* **RAW RECORDS**
+ + + +

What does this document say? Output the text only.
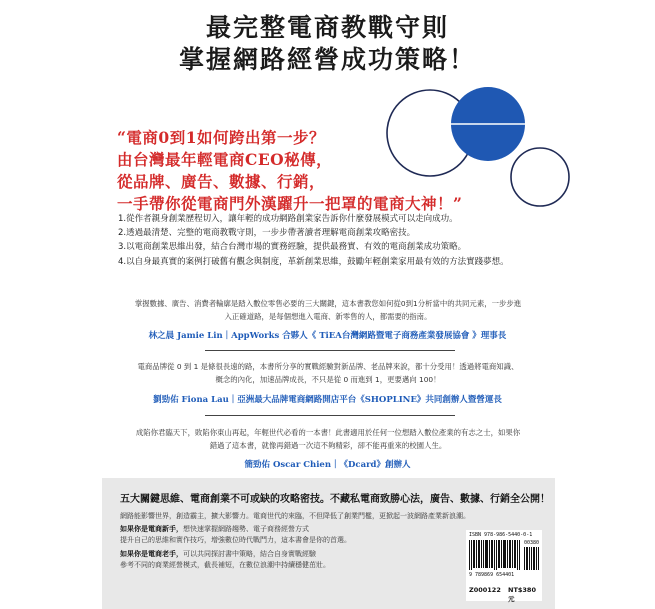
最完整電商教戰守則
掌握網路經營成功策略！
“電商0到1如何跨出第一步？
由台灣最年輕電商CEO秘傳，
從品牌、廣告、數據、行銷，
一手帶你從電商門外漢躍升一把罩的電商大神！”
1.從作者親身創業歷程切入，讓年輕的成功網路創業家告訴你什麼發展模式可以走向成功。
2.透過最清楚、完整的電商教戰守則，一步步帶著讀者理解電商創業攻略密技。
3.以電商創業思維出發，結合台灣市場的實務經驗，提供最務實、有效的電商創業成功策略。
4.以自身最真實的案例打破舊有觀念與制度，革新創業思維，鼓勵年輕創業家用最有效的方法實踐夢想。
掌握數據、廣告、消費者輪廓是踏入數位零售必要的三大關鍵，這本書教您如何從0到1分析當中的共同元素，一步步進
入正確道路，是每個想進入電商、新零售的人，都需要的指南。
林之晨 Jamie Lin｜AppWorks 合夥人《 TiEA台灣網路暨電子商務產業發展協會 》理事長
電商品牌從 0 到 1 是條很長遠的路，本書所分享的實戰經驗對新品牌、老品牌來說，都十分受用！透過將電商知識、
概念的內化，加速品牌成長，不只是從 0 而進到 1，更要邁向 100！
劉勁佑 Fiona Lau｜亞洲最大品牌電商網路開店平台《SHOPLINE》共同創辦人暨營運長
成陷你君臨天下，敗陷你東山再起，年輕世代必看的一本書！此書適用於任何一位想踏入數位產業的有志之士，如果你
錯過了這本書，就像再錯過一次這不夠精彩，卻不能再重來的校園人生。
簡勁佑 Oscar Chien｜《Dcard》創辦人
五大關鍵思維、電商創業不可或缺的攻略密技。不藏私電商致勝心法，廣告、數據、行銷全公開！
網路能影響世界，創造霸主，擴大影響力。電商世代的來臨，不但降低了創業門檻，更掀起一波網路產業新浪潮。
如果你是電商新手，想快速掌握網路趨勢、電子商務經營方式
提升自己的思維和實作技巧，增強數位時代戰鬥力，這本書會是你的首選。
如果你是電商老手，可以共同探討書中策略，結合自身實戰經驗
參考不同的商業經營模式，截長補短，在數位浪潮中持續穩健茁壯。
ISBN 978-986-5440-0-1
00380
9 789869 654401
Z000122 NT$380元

+ + + +

* **EXERCISE**
Transcribe all entries above exactly. Drop the pictures.

* **RESULT BELOW**
What does this document say? Output the text only.
最完整電商教戰守則
掌握網路經營成功策略！
“電商0到1如何跨出第一步？
由台灣最年輕電商CEO秘傳，
從品牌、廣告、數據、行銷，
一手帶你從電商門外漢躍升一把罩的電商大神！”
1.從作者親身創業歷程切入，讓年輕的成功網路創業家告訴你什麼發展模式可以走向成功。
2.透過最清楚、完整的電商教戰守則，一步步帶著讀者理解電商創業攻略密技。
3.以電商創業思維出發，結合台灣市場的實務經驗，提供最務實、有效的電商創業成功策略。
4.以自身最真實的案例打破舊有觀念與制度，革新創業思維，鼓勵年輕創業家用最有效的方法實踐夢想。
掌握數據、廣告、消費者輪廓是踏入數位零售必要的三大關鍵，這本書教您如何從0到1分析當中的共同元素，一步步進
入正確道路，是每個想進入電商、新零售的人，都需要的指南。
林之晨 Jamie Lin｜AppWorks 合夥人《 TiEA台灣網路暨電子商務產業發展協會 》理事長
電商品牌從 0 到 1 是條很長遠的路，本書所分享的實戰經驗對新品牌、老品牌來說，都十分受用！透過將電商知識、
概念的內化，加速品牌成長，不只是從 0 而進到 1，更要邁向 100！
劉勁佑 Fiona Lau｜亞洲最大品牌電商網路開店平台《SHOPLINE》共同創辦人暨營運長
成陷你君臨天下，敗陷你東山再起，年輕世代必看的一本書！此書適用於任何一位想踏入數位產業的有志之士，如果你
錯過了這本書，就像再錯過一次這不夠精彩，卻不能再重來的校園人生。
簡勁佑 Oscar Chien｜《Dcard》創辦人
五大關鍵思維、電商創業不可或缺的攻略密技。不藏私電商致勝心法，廣告、數據、行銷全公開！
網路能影響世界，創造霸主，擴大影響力。電商世代的來臨，不但降低了創業門檻，更掀起一波網路產業新浪潮。
如果你是電商新手，想快速掌握網路趨勢、電子商務經營方式
提升自己的思維和實作技巧，增強數位時代戰鬥力，這本書會是你的首選。
如果你是電商老手，可以共同探討書中策略，結合自身實戰經驗
參考不同的商業經營模式，截長補短，在數位浪潮中持續穩健茁壯。
ISBN 978-986-5440-0-1
00380
9 789869 654401
Z000122 NT$380元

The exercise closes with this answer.